RECORDS PROVIDED -
·····
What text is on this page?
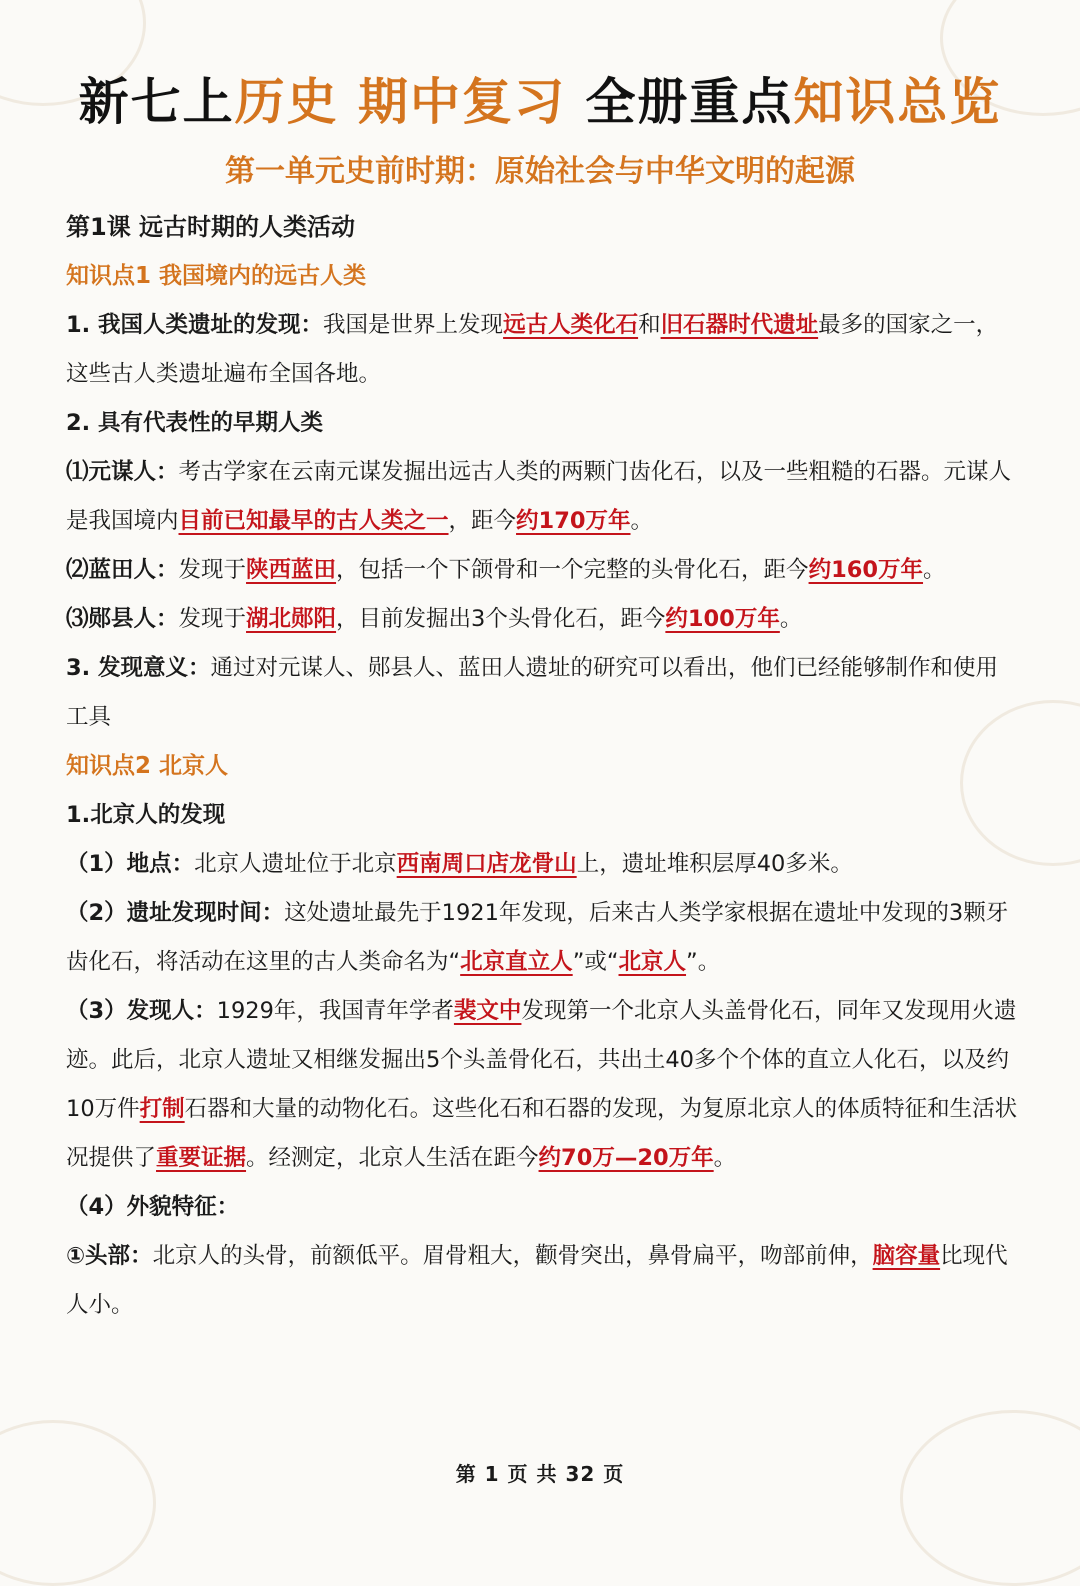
新七上历史 期中复习 全册重点知识总览
第一单元史前时期：原始社会与中华文明的起源

第1课 远古时期的人类活动

知识点1 我国境内的远古人类

1. 我国人类遗址的发现：我国是世界上发现远古人类化石和旧石器时代遗址最多的国家之一，这些古人类遗址遍布全国各地。

2. 具有代表性的早期人类

⑴元谋人：考古学家在云南元谋发掘出远古人类的两颗门齿化石，以及一些粗糙的石器。元谋人是我国境内目前已知最早的古人类之一，距今约170万年。

⑵蓝田人：发现于陕西蓝田，包括一个下颌骨和一个完整的头骨化石，距今约160万年。

⑶郧县人：发现于湖北郧阳，目前发掘出3个头骨化石，距今约100万年。

3. 发现意义：通过对元谋人、郧县人、蓝田人遗址的研究可以看出，他们已经能够制作和使用工具

知识点2 北京人

1.北京人的发现

（1）地点：北京人遗址位于北京西南周口店龙骨山上，遗址堆积层厚40多米。

（2）遗址发现时间：这处遗址最先于1921年发现，后来古人类学家根据在遗址中发现的3颗牙齿化石，将活动在这里的古人类命名为“北京直立人”或“北京人”。

（3）发现人：1929年，我国青年学者裴文中发现第一个北京人头盖骨化石，同年又发现用火遗迹。此后，北京人遗址又相继发掘出5个头盖骨化石，共出土40多个个体的直立人化石，以及约10万件打制石器和大量的动物化石。这些化石和石器的发现，为复原北京人的体质特征和生活状况提供了重要证据。经测定，北京人生活在距今约70万—20万年。

（4）外貌特征：

①头部：北京人的头骨，前额低平。眉骨粗大，颧骨突出，鼻骨扁平，吻部前伸，脑容量比现代人小。

第 1 页 共 32 页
·····
GIVEN PROBLEM -
Transcribe the records above verbatim. Do not carry over any picture.

THE OUTPUT -
What text is on this page?
新七上历史 期中复习 全册重点知识总览
第一单元史前时期：原始社会与中华文明的起源

第1课 远古时期的人类活动

知识点1 我国境内的远古人类

1. 我国人类遗址的发现：我国是世界上发现远古人类化石和旧石器时代遗址最多的国家之一，这些古人类遗址遍布全国各地。

2. 具有代表性的早期人类

⑴元谋人：考古学家在云南元谋发掘出远古人类的两颗门齿化石，以及一些粗糙的石器。元谋人是我国境内目前已知最早的古人类之一，距今约170万年。

⑵蓝田人：发现于陕西蓝田，包括一个下颌骨和一个完整的头骨化石，距今约160万年。

⑶郧县人：发现于湖北郧阳，目前发掘出3个头骨化石，距今约100万年。

3. 发现意义：通过对元谋人、郧县人、蓝田人遗址的研究可以看出，他们已经能够制作和使用工具

知识点2 北京人

1.北京人的发现

（1）地点：北京人遗址位于北京西南周口店龙骨山上，遗址堆积层厚40多米。

（2）遗址发现时间：这处遗址最先于1921年发现，后来古人类学家根据在遗址中发现的3颗牙齿化石，将活动在这里的古人类命名为“北京直立人”或“北京人”。

（3）发现人：1929年，我国青年学者裴文中发现第一个北京人头盖骨化石，同年又发现用火遗迹。此后，北京人遗址又相继发掘出5个头盖骨化石，共出土40多个个体的直立人化石，以及约10万件打制石器和大量的动物化石。这些化石和石器的发现，为复原北京人的体质特征和生活状况提供了重要证据。经测定，北京人生活在距今约70万—20万年。

（4）外貌特征：

①头部：北京人的头骨，前额低平。眉骨粗大，颧骨突出，鼻骨扁平，吻部前伸，脑容量比现代人小。

第 1 页 共 32 页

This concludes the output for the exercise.